# Records to process:
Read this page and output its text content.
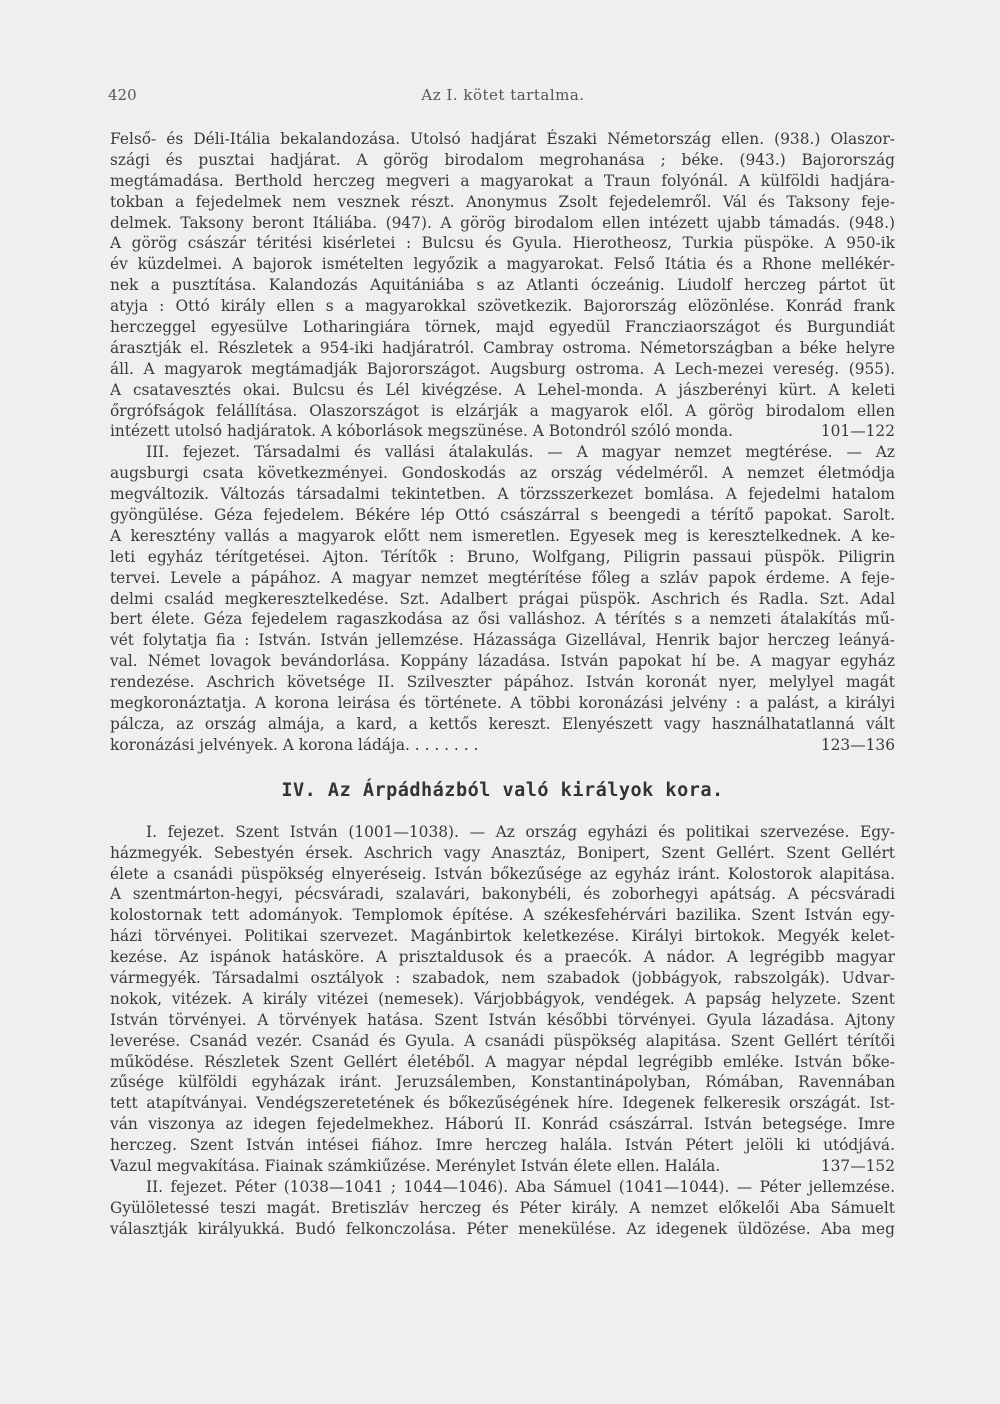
420	Az I. kötet tartalma.
Felső- és Déli-Itália bekalandozása. Utolsó hadjárat Északi Németország ellen. (938.) Olaszor-
szági és pusztai hadjárat. A görög birodalom megrohanása ; béke. (943.) Bajorország
megtámadása. Berthold herczeg megveri a magyarokat a Traun folyónál. A külföldi hadjára-
tokban a fejedelmek nem vesznek részt. Anonymus Zsolt fejedelemről. Vál és Taksony feje-
delmek. Taksony beront Itáliába. (947). A görög birodalom ellen intézett ujabb támadás. (948.)
A görög császár téritési kisérletei : Bulcsu és Gyula. Hierotheosz, Turkia püspöke. A 950-ik
év küzdelmei. A bajorok ismételten legyőzik a magyarokat. Felső Itátia és a Rhone mellékér-
nek a pusztítása. Kalandozás Aquitániába s az Atlanti óczeánig. Liudolf herczeg pártot üt
atyja : Ottó király ellen s a magyarokkal szövetkezik. Bajorország elözönlése. Konrád frank
herczeggel egyesülve Lotharingiára törnek, majd egyedül Francziaországot és Burgundiát
árasztják el. Részletek a 954-iki hadjáratról. Cambray ostroma. Németországban a béke helyre
áll. A magyarok megtámadják Bajorországot. Augsburg ostroma. A Lech-mezei vereség. (955).
A csatavesztés okai. Bulcsu és Lél kivégzése. A Lehel-monda. A jászberényi kürt. A keleti
őrgrófságok felállítása. Olaszországot is elzárják a magyarok elől. A görög birodalom ellen
intézett utolsó hadjáratok. A kóborlások megszünése. A Botondról szóló monda.	101—122
III. fejezet. Társadalmi és vallási átalakulás. — A magyar nemzet megtérése. — Az
augsburgi csata következményei. Gondoskodás az ország védelméről. A nemzet életmódja
megváltozik. Változás társadalmi tekintetben. A törzsszerkezet bomlása. A fejedelmi hatalom
gyöngülése. Géza fejedelem. Békére lép Ottó császárral s beengedi a térítő papokat. Sarolt.
A keresztény vallás a magyarok előtt nem ismeretlen. Egyesek meg is keresztelkednek. A ke-
leti egyház térítgetései. Ajton. Térítők : Bruno, Wolfgang, Piligrin passaui püspök. Piligrin
tervei. Levele a pápához. A magyar nemzet megtérítése főleg a szláv papok érdeme. A feje-
delmi család megkeresztelkedése. Szt. Adalbert prágai püspök. Aschrich és Radla. Szt. Adal
bert élete. Géza fejedelem ragaszkodása az ősi valláshoz. A térítés s a nemzeti átalakítás mű-
vét folytatja fia : István. István jellemzése. Házassága Gizellával, Henrik bajor herczeg leányá-
val. Német lovagok bevándorlása. Koppány lázadása. István papokat hí be. A magyar egyház
rendezése. Aschrich követsége II. Szilveszter pápához. István koronát nyer, melylyel magát
megkoronáztatja. A korona leirása és története. A többi koronázási jelvény : a palást, a királyi
pálcza, az ország almája, a kard, a kettős kereszt. Elenyészett vagy használhatatlanná vált
koronázási jelvények. A korona ládája. . . . . . . .	123—136
IV. Az Árpádházból való királyok kora.
I. fejezet. Szent István (1001—1038). — Az ország egyházi és politikai szervezése. Egy-
házmegyék. Sebestyén érsek. Aschrich vagy Anasztáz, Bonipert, Szent Gellért. Szent Gellért
élete a csanádi püspökség elnyeréseig. István bőkezűsége az egyház iránt. Kolostorok alapitása.
A szentmárton-hegyi, pécsváradi, szalavári, bakonybéli, és zoborhegyi apátság. A pécsváradi
kolostornak tett adományok. Templomok építése. A székesfehérvári bazilika. Szent István egy-
házi törvényei. Politikai szervezet. Magánbirtok keletkezése. Királyi birtokok. Megyék kelet-
kezése. Az ispánok hatásköre. A prisztaldusok és a praecók. A nádor. A legrégibb magyar
vármegyék. Társadalmi osztályok : szabadok, nem szabadok (jobbágyok, rabszolgák). Udvar-
nokok, vitézek. A király vitézei (nemesek). Várjobbágyok, vendégek. A papság helyzete. Szent
István törvényei. A törvények hatása. Szent István későbbi törvényei. Gyula lázadása. Ajtony
leverése. Csanád vezér. Csanád és Gyula. A csanádi püspökség alapitása. Szent Gellért térítői
működése. Részletek Szent Gellért életéből. A magyar népdal legrégibb emléke. István bőke-
zűsége külföldi egyházak iránt. Jeruzsálemben, Konstantinápolyban, Rómában, Ravennában
tett atapítványai. Vendégszeretetének és bőkezűségének híre. Idegenek felkeresik országát. Ist-
ván viszonya az idegen fejedelmekhez. Háború II. Konrád császárral. István betegsége. Imre
herczeg. Szent István intései fiához. Imre herczeg halála. István Pétert jelöli ki utódjává.
Vazul megvakítása. Fiainak számkiűzése. Merénylet István élete ellen. Halála.	137—152
II. fejezet. Péter (1038—1041 ; 1044—1046). Aba Sámuel (1041—1044). — Péter jellemzése.
Gyülöletessé teszi magát. Bretiszláv herczeg és Péter király. A nemzet előkelői Aba Sámuelt
választják királyukká. Budó felkonczolása. Péter menekülése. Az idegenek üldözése. Aba meg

# Written exercise:
Go through the entries and return each line where the word "legrégibb" appears.

# Problem solution:
kezése. Az ispánok hatásköre. A prisztaldusok és a praecók. A nádor. A legrégibb magyar
működése. Részletek Szent Gellért életéből. A magyar népdal legrégibb emléke. István bőke-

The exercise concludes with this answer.